WHAT YOU WILL DO: Repeat every record below exactly as written.

** BEGIN **

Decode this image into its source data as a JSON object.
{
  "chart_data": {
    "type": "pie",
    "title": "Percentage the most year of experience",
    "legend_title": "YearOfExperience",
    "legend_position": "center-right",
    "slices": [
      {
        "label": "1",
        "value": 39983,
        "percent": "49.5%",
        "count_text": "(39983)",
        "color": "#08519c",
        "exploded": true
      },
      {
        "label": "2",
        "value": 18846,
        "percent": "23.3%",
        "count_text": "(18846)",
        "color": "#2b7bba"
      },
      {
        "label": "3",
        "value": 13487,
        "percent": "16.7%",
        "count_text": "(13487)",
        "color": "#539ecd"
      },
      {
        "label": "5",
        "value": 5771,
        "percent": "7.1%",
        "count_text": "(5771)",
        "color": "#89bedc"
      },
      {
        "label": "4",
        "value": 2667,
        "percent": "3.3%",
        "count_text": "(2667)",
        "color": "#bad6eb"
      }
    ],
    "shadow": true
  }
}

** END **

SOLUTION FOR THIS TASK:
Decode this image into its source data as a JSON object.
{
  "chart_data": {
    "type": "pie",
    "title": "Percentage the most year of experience",
    "legend_title": "YearOfExperience",
    "legend_position": "center-right",
    "slices": [
      {
        "label": "1",
        "value": 39983,
        "percent": "49.5%",
        "count_text": "(39983)",
        "color": "#08519c",
        "exploded": true
      },
      {
        "label": "2",
        "value": 18846,
        "percent": "23.3%",
        "count_text": "(18846)",
        "color": "#2b7bba"
      },
      {
        "label": "3",
        "value": 13487,
        "percent": "16.7%",
        "count_text": "(13487)",
        "color": "#539ecd"
      },
      {
        "label": "5",
        "value": 5771,
        "percent": "7.1%",
        "count_text": "(5771)",
        "color": "#89bedc"
      },
      {
        "label": "4",
        "value": 2667,
        "percent": "3.3%",
        "count_text": "(2667)",
        "color": "#bad6eb"
      }
    ],
    "shadow": true
  }
}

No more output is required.